Records for this exercise ->

┌────────

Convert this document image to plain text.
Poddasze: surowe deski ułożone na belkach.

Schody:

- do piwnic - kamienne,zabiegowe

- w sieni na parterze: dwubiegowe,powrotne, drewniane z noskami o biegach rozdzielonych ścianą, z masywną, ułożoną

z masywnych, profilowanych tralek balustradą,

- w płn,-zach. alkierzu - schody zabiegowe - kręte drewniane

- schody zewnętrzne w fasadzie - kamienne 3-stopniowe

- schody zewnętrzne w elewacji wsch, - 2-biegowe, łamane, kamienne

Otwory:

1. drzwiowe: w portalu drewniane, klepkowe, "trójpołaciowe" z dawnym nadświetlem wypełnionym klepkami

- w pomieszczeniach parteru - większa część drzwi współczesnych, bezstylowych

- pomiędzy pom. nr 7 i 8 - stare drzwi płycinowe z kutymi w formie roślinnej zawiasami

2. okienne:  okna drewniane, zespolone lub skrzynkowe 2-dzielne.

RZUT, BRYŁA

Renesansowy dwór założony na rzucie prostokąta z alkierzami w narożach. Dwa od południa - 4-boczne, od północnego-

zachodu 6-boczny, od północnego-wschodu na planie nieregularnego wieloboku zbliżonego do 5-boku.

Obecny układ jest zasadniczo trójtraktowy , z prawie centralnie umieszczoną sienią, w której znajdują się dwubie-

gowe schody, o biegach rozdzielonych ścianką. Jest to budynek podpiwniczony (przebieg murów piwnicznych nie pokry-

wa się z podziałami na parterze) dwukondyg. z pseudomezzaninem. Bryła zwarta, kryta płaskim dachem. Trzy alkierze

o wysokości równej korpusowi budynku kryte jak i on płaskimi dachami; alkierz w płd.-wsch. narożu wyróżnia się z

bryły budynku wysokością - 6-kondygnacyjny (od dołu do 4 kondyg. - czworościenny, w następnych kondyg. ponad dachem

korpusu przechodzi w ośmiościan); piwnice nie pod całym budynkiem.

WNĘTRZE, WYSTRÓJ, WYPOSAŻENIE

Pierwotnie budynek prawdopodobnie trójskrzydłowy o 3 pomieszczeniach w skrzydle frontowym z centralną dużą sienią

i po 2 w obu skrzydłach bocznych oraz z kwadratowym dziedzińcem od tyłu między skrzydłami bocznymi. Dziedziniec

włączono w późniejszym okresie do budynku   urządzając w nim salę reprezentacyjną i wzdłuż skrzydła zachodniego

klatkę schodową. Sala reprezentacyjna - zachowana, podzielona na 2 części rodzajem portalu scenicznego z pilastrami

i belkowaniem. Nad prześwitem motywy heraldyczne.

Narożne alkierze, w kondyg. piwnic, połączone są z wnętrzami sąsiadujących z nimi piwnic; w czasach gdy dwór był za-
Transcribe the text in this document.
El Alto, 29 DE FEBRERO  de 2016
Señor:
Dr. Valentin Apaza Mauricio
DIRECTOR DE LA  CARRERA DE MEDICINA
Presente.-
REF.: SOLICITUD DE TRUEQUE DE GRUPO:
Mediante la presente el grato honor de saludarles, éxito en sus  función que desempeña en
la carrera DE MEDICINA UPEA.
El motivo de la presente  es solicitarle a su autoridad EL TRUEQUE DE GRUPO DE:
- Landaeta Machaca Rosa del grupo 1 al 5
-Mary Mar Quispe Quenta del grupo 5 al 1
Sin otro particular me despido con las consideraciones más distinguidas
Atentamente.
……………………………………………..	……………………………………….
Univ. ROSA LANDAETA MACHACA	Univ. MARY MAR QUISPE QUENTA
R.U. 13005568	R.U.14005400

└────────

Requirements ->
Pick out the lines that contain "zabiegowe" and copy them.

Solution to the exercise ->
- do piwnic - kamienne,zabiegowe
- w płn,-zach. alkierzu - schody zabiegowe - kręte drewniane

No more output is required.